Transcribe the full listing below exactly.
********
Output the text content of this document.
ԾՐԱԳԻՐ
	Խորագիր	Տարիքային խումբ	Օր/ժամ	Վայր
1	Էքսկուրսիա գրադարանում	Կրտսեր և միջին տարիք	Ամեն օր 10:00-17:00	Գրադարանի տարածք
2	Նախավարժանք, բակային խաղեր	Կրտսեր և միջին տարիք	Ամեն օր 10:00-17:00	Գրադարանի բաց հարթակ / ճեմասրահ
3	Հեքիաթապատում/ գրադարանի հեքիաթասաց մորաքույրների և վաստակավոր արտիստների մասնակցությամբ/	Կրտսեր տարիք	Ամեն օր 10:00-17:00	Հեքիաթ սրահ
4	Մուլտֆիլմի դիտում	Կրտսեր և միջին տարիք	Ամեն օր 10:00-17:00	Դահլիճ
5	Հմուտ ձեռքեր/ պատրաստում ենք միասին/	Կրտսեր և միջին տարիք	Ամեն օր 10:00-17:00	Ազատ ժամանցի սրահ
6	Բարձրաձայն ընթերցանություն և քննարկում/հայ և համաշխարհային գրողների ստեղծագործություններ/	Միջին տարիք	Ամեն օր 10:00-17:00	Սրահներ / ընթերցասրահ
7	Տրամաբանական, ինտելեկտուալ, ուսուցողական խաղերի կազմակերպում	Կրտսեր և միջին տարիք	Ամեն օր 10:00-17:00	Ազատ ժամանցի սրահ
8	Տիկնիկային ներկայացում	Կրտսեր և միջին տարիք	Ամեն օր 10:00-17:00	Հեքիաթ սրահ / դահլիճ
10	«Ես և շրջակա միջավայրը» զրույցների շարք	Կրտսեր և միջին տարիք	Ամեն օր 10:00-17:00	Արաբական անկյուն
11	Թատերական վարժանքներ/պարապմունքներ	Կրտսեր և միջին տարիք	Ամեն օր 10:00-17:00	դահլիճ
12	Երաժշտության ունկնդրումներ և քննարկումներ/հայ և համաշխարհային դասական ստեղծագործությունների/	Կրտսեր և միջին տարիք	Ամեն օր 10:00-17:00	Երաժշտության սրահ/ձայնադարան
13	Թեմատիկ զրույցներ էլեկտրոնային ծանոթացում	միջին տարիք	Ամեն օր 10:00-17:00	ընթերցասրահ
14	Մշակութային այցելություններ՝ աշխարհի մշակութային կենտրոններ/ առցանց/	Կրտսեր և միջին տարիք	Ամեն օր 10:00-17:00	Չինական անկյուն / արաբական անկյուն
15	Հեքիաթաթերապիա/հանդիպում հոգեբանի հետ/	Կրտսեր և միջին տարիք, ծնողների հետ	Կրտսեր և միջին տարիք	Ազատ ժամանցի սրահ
********
- Reply to the exercise:
Output the text content of this document.
ԾՐԱԳԻՐ
	Խորագիր	Տարիքային խումբ	Օր/ժամ	Վայր
1	Էքսկուրսիա գրադարանում	Կրտսեր և միջին տարիք	Ամեն օր 10:00-17:00	Գրադարանի տարածք
2	Նախավարժանք, բակային խաղեր	Կրտսեր և միջին տարիք	Ամեն օր 10:00-17:00	Գրադարանի բաց հարթակ / ճեմասրահ
3	Հեքիաթապատում/ գրադարանի հեքիաթասաց մորաքույրների և վաստակավոր արտիստների մասնակցությամբ/	Կրտսեր տարիք	Ամեն օր 10:00-17:00	Հեքիաթ սրահ
4	Մուլտֆիլմի դիտում	Կրտսեր և միջին տարիք	Ամեն օր 10:00-17:00	Դահլիճ
5	Հմուտ ձեռքեր/ պատրաստում ենք միասին/	Կրտսեր և միջին տարիք	Ամեն օր 10:00-17:00	Ազատ ժամանցի սրահ
6	Բարձրաձայն ընթերցանություն և քննարկում/հայ և համաշխարհային գրողների ստեղծագործություններ/	Միջին տարիք	Ամեն օր 10:00-17:00	Սրահներ / ընթերցասրահ
7	Տրամաբանական, ինտելեկտուալ, ուսուցողական խաղերի կազմակերպում	Կրտսեր և միջին տարիք	Ամեն օր 10:00-17:00	Ազատ ժամանցի սրահ
8	Տիկնիկային ներկայացում	Կրտսեր և միջին տարիք	Ամեն օր 10:00-17:00	Հեքիաթ սրահ / դահլիճ
10	«Ես և շրջակա միջավայրը» զրույցների շարք	Կրտսեր և միջին տարիք	Ամեն օր 10:00-17:00	Արաբական անկյուն
11	Թատերական վարժանքներ/պարապմունքներ	Կրտսեր և միջին տարիք	Ամեն օր 10:00-17:00	դահլիճ
12	Երաժշտության ունկնդրումներ և քննարկումներ/հայ և համաշխարհային դասական ստեղծագործությունների/	Կրտսեր և միջին տարիք	Ամեն օր 10:00-17:00	Երաժշտության սրահ/ձայնադարան
13	Թեմատիկ զրույցներ էլեկտրոնային ծանոթացում	միջին տարիք	Ամեն օր 10:00-17:00	ընթերցասրահ
14	Մշակութային այցելություններ՝ աշխարհի մշակութային կենտրոններ/ առցանց/	Կրտսեր և միջին տարիք	Ամեն օր 10:00-17:00	Չինական անկյուն / արաբական անկյուն
15	Հեքիաթաթերապիա/հանդիպում հոգեբանի հետ/	Կրտսեր և միջին տարիք, ծնողների հետ	Կրտսեր և միջին տարիք	Ազատ ժամանցի սրահ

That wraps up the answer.